■ DIRECTIONS FOR THIS TASK
Take every line where the string "deſſoubz" appears and copy it.

[Some records]
+++

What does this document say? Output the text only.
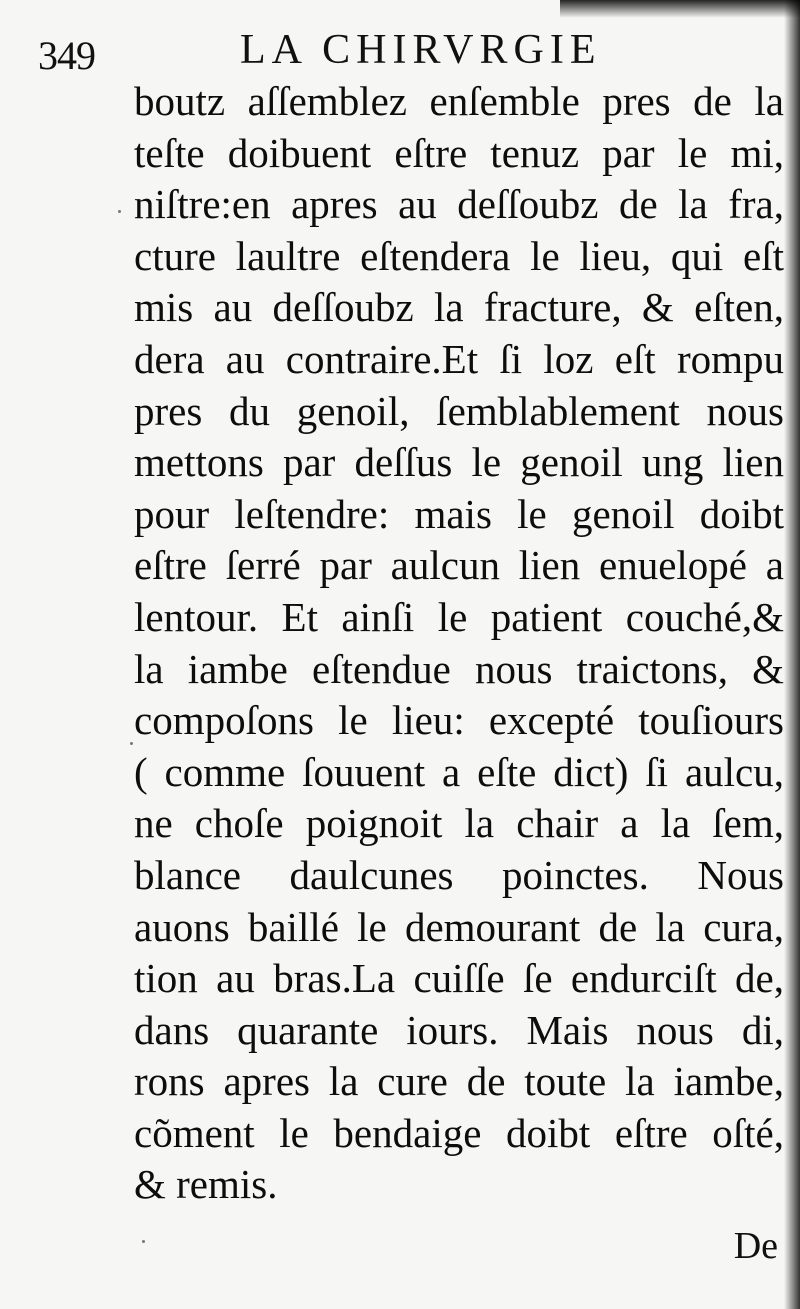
349	LA CHIRVRGIE
boutz aſſemblez enſemble pres de la
teſte doibuent eſtre tenuz par le mi,
niſtre:en apres au deſſoubz de la fra,
cture laultre eſtendera le lieu, qui eſt
mis au deſſoubz la fracture, & eſten,
dera au contraire.Et ſi loz eſt rompu
pres du genoil, ſemblablement nous
mettons par deſſus le genoil ung lien
pour leſtendre: mais le genoil doibt
eſtre ſerré par aulcun lien enuelopé a
lentour. Et ainſi le patient couché,&
la iambe eſtendue nous traictons, &
compoſons le lieu: excepté touſiours
( comme ſouuent a eſte dict) ſi aulcu,
ne choſe poignoit la chair a la ſem,
blance daulcunes poinctes. Nous
auons baillé le demourant de la cura,
tion au bras.La cuiſſe ſe endurciſt de,
dans quarante iours. Mais nous di,
rons apres la cure de toute la iambe,
cõment le bendaige doibt eſtre oſté,
& remis.
De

+++

■ CORRECT RESPONSE
niſtre:en apres au deſſoubz de la fra,
mis au deſſoubz la fracture, & eſten,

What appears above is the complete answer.